------ The input ------
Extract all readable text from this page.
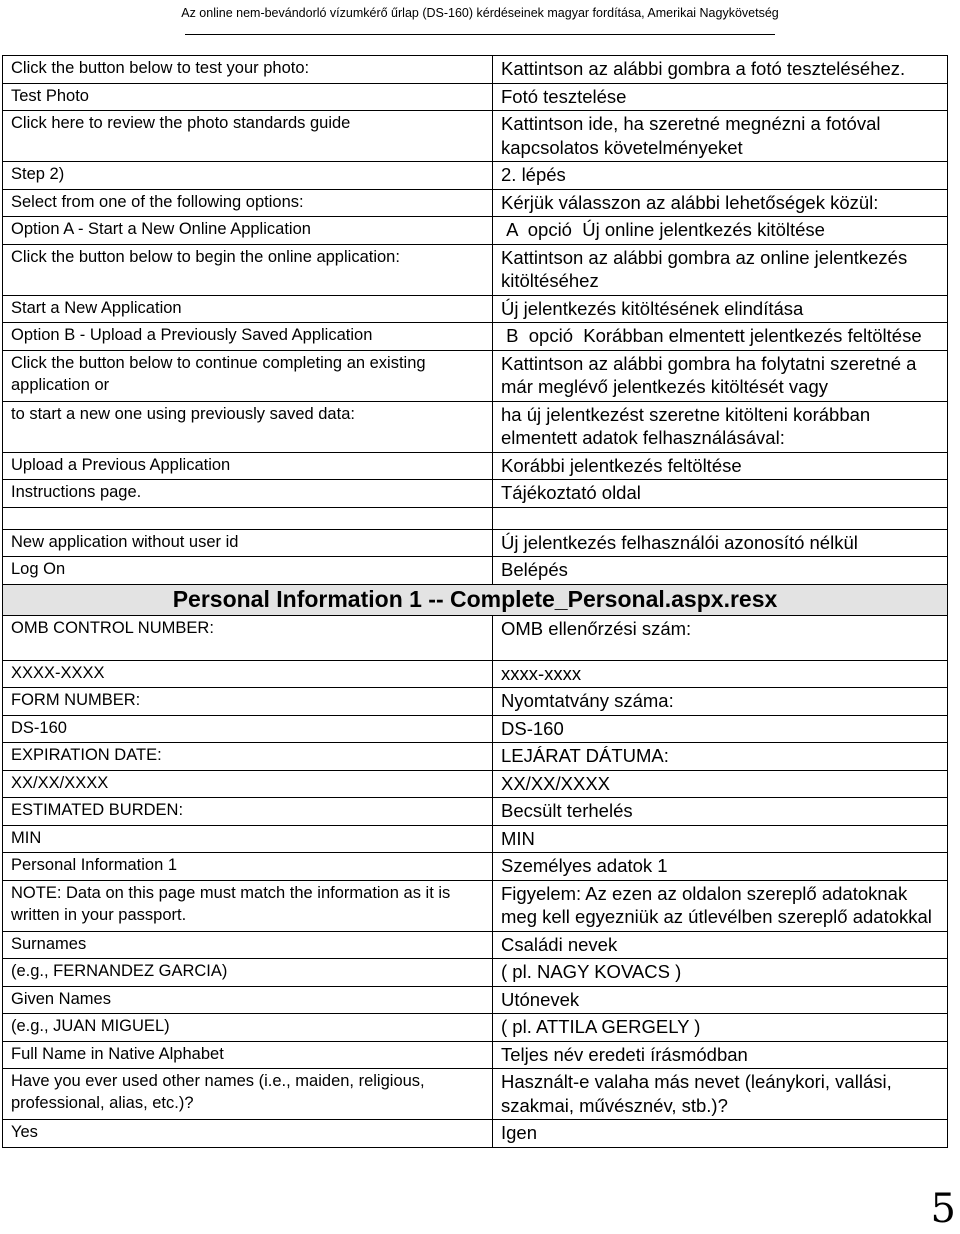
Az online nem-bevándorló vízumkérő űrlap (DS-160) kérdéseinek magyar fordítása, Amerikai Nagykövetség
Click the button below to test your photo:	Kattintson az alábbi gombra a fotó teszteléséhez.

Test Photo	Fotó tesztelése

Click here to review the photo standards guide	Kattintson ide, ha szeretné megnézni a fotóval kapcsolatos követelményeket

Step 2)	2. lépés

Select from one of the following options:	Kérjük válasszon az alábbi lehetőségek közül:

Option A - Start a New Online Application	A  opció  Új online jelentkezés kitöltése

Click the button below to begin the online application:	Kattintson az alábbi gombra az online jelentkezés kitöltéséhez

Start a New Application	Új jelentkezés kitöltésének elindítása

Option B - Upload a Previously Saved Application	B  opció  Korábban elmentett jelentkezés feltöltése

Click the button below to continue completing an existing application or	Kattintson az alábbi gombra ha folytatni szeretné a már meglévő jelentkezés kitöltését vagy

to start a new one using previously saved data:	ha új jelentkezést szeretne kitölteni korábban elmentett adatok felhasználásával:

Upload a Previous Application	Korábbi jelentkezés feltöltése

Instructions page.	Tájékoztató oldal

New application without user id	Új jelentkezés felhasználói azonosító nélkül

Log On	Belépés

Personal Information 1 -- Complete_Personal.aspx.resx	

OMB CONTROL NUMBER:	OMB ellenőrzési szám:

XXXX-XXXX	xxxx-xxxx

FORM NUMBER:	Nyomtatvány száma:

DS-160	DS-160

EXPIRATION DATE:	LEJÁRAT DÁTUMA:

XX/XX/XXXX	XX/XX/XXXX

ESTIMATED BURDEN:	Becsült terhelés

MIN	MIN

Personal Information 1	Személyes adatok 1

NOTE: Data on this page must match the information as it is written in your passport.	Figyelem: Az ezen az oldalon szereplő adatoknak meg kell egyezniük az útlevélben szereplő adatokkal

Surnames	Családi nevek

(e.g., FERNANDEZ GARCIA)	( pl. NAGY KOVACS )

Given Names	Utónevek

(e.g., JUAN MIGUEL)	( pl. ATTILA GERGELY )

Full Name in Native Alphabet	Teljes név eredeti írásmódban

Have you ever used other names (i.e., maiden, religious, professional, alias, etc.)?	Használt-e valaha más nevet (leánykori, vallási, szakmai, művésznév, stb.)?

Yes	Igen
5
------
------ The input ------
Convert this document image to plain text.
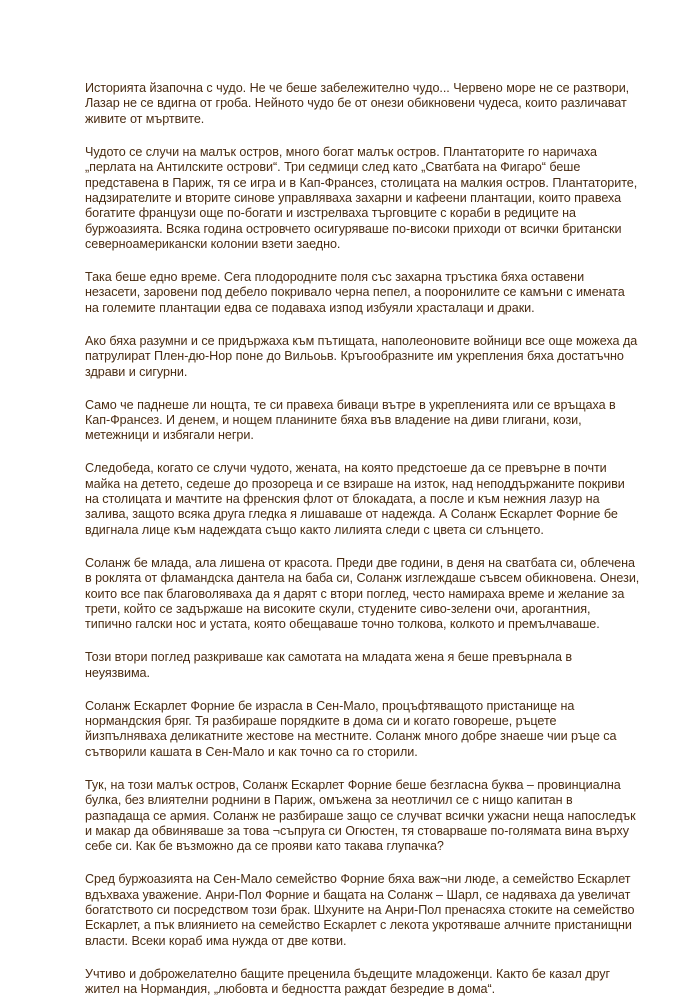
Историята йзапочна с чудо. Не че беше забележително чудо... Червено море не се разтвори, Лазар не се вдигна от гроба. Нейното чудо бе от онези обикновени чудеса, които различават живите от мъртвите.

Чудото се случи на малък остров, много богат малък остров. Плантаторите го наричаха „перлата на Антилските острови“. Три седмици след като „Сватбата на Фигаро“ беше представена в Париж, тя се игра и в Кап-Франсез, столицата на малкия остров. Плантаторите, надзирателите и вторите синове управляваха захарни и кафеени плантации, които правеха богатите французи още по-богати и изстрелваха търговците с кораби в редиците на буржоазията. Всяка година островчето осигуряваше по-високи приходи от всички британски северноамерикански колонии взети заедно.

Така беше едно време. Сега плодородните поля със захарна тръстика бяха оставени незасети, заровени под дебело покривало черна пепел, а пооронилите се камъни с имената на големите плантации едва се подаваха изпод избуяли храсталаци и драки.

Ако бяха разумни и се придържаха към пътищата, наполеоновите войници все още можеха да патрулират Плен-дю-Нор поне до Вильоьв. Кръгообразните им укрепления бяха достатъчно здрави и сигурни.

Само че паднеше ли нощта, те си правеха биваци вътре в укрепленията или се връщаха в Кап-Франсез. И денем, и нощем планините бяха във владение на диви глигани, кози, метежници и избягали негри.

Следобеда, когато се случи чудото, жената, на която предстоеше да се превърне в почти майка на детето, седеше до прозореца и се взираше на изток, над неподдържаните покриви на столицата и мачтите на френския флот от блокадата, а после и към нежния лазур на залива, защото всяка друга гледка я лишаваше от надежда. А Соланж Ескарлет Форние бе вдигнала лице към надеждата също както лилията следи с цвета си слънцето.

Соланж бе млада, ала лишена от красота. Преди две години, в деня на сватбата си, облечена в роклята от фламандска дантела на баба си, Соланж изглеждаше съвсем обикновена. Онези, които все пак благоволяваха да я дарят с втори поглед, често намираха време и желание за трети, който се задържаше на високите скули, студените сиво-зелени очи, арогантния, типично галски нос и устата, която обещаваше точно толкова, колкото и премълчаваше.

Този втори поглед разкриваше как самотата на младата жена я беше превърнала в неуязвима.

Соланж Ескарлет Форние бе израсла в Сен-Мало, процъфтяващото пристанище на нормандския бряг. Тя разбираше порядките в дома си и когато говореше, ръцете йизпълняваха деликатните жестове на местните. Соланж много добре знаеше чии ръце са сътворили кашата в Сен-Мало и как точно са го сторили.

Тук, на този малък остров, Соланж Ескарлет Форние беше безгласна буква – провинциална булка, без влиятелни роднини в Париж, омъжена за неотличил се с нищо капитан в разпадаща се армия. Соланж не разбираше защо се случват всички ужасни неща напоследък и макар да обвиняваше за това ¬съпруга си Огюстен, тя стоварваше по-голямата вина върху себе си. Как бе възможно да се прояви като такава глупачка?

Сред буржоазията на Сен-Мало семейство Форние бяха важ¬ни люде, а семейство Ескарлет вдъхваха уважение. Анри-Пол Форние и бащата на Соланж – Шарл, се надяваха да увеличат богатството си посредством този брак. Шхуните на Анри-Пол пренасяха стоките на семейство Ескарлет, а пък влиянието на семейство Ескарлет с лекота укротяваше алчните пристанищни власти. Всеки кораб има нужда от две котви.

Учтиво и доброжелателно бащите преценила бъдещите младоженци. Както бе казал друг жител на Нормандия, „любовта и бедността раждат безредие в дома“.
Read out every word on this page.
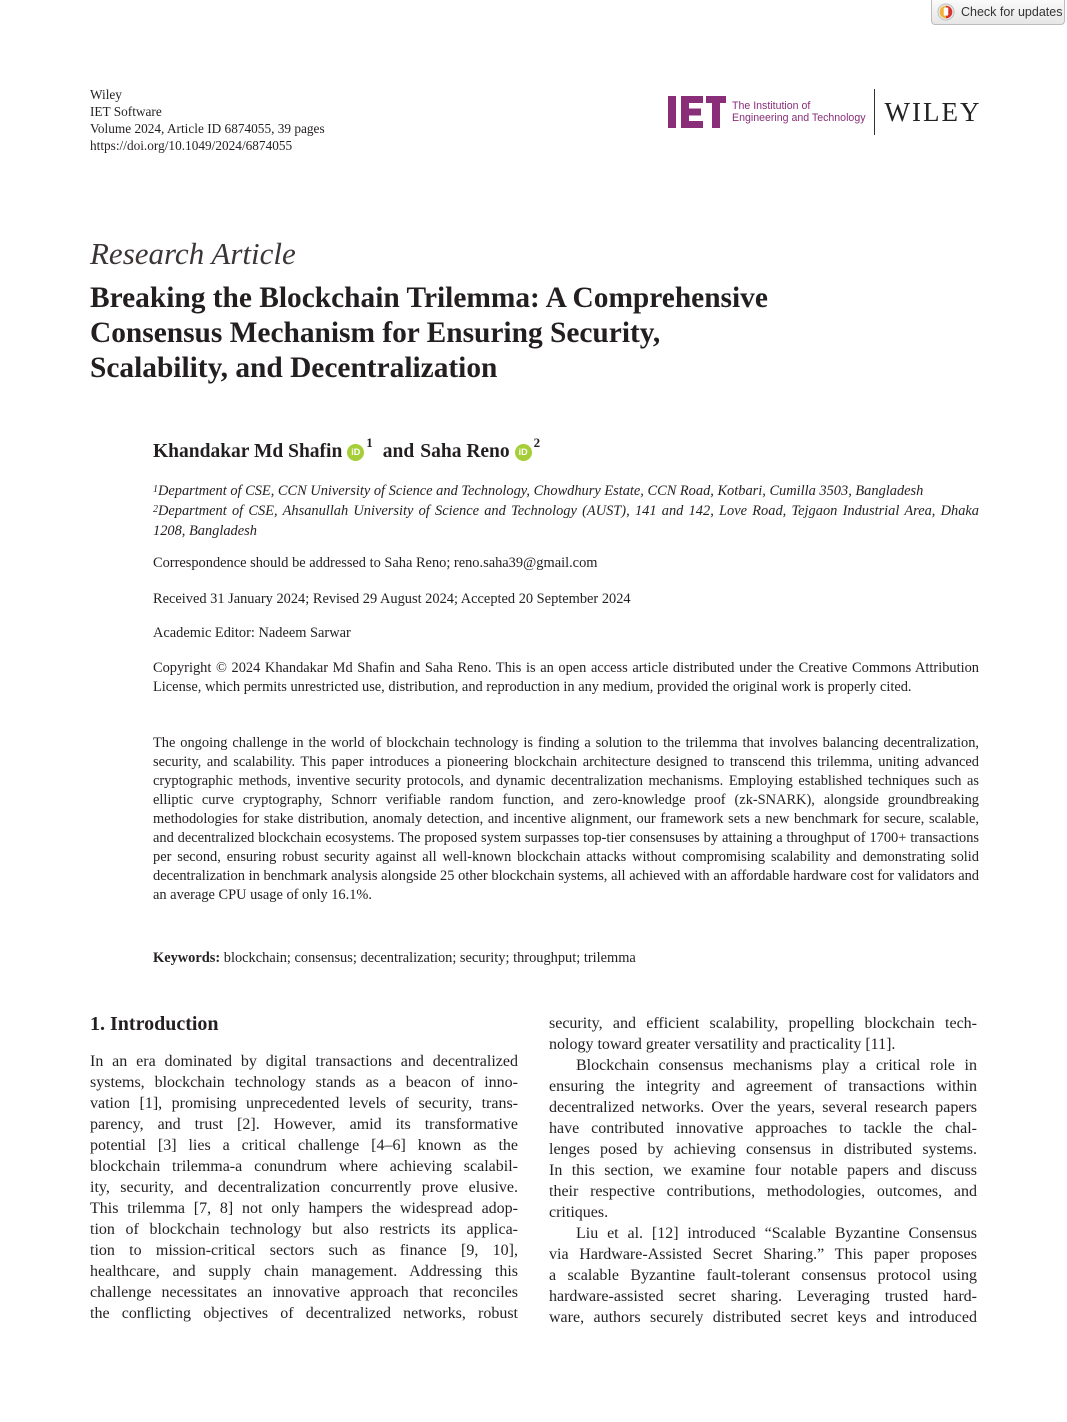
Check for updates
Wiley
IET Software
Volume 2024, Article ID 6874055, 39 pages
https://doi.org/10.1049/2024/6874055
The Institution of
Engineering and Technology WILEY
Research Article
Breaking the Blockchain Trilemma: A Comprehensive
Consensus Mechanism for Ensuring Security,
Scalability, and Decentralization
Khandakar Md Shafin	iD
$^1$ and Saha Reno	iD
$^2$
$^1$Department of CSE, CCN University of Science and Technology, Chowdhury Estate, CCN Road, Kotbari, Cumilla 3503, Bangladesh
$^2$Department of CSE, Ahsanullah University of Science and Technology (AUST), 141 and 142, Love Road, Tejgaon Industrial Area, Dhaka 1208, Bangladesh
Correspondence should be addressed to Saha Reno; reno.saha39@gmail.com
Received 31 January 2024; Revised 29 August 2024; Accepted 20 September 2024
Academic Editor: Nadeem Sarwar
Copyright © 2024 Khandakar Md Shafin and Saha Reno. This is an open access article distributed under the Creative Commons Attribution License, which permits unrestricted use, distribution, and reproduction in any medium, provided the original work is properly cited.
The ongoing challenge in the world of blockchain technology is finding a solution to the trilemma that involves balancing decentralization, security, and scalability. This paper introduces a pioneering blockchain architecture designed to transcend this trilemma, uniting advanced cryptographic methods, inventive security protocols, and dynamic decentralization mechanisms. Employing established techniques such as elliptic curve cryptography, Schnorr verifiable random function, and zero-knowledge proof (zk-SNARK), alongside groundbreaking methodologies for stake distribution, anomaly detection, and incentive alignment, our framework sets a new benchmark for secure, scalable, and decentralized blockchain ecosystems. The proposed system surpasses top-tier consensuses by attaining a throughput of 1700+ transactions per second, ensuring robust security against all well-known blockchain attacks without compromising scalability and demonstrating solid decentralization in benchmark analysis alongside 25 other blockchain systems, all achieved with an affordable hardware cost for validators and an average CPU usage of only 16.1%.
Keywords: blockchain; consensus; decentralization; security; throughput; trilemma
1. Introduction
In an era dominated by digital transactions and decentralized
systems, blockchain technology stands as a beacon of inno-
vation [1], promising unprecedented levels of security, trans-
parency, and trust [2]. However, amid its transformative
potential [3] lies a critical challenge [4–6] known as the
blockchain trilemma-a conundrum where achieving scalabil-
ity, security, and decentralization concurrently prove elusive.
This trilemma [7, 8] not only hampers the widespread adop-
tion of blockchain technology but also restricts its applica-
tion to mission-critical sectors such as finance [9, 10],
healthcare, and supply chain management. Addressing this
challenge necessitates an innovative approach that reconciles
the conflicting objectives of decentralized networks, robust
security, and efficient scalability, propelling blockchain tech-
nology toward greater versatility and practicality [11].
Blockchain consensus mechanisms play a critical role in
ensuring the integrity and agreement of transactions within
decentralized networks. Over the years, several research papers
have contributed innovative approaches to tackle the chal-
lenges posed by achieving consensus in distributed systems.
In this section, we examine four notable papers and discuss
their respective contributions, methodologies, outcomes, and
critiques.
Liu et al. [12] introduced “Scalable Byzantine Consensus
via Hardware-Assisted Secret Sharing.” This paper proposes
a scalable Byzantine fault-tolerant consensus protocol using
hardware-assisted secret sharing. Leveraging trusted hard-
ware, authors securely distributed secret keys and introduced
------
------ The input ------
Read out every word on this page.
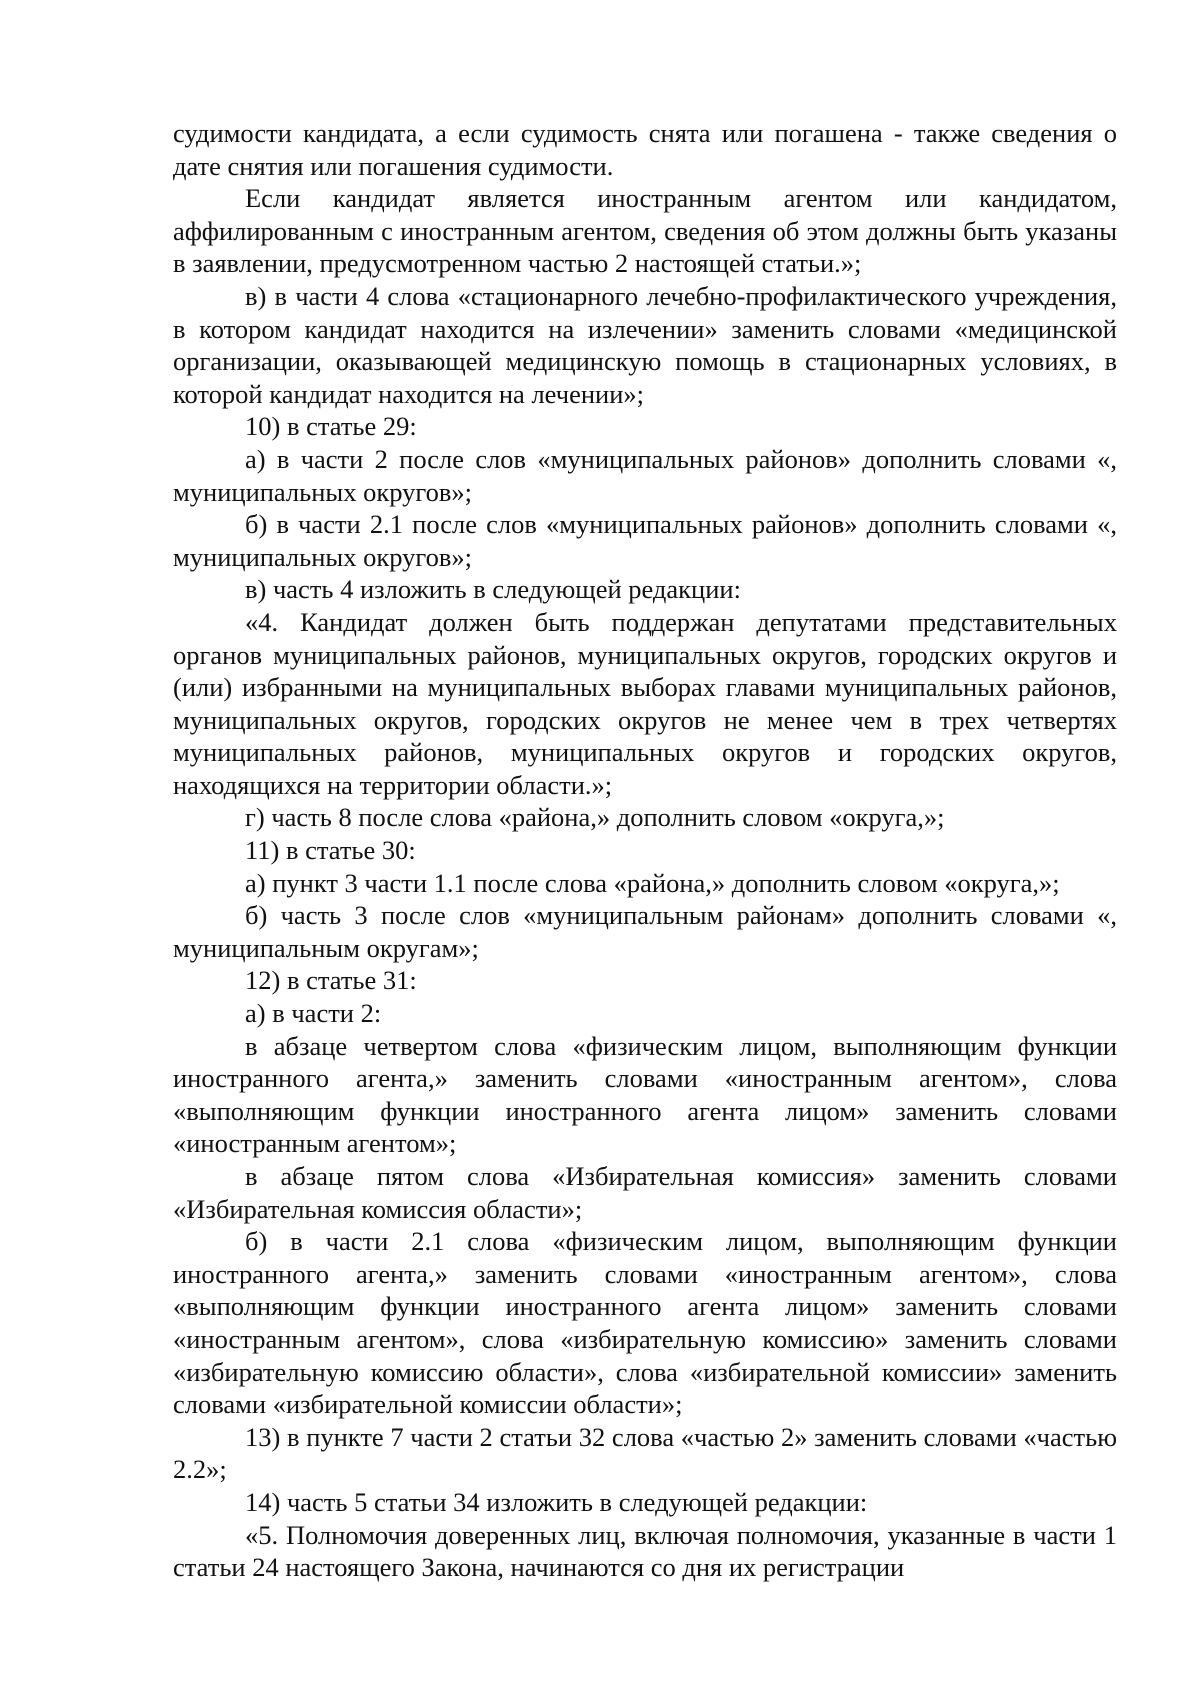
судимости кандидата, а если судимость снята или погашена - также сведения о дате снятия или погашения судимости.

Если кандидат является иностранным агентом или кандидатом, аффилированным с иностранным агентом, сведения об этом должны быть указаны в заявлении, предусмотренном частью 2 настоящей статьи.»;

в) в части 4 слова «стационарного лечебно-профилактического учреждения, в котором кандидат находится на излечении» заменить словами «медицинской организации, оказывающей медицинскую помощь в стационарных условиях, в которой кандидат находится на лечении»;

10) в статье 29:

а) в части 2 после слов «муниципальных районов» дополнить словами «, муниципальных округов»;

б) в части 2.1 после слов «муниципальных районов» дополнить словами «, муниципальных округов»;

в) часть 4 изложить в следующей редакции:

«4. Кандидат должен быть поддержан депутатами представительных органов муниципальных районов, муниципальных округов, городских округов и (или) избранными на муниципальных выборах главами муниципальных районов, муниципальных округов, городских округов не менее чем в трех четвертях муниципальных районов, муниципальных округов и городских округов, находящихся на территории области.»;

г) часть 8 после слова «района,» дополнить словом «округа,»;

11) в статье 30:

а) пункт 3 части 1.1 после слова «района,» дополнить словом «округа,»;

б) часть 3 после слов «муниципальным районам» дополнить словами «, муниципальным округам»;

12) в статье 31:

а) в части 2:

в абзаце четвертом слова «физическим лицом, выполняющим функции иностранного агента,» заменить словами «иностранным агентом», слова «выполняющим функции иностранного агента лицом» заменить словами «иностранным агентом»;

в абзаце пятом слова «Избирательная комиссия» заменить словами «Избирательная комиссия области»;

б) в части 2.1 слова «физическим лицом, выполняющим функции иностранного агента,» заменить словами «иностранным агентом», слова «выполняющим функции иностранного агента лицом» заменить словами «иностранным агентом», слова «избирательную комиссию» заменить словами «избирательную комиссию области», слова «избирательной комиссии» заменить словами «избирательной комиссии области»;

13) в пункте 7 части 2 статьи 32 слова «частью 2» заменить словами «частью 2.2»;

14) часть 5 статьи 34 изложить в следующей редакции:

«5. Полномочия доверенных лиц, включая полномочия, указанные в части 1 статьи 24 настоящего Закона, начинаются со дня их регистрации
------
* **Task**:
Gather all the lines that include the word "точно" and copy them out.

* **Result**:
Соланж бе млада, ала лишена от красота. Преди две години, в деня на сватбата си, облечена в роклята от фламандска дантела на баба си, Соланж изглеждаше съвсем обикновена. Онези, които все пак благоволяваха да я дарят с втори поглед, често намираха време и желание за трети, който се задържаше на високите скули, студените сиво-зелени очи, арогантния, типично галски нос и устата, която обещаваше точно толкова, колкото и премълчаваше.
Соланж Ескарлет Форние бе израсла в Сен-Мало, процъфтяващото пристанище на нормандския бряг. Тя разбираше порядките в дома си и когато говореше, ръцете йизпълняваха деликатните жестове на местните. Соланж много добре знаеше чии ръце са сътворили кашата в Сен-Мало и как точно са го сторили.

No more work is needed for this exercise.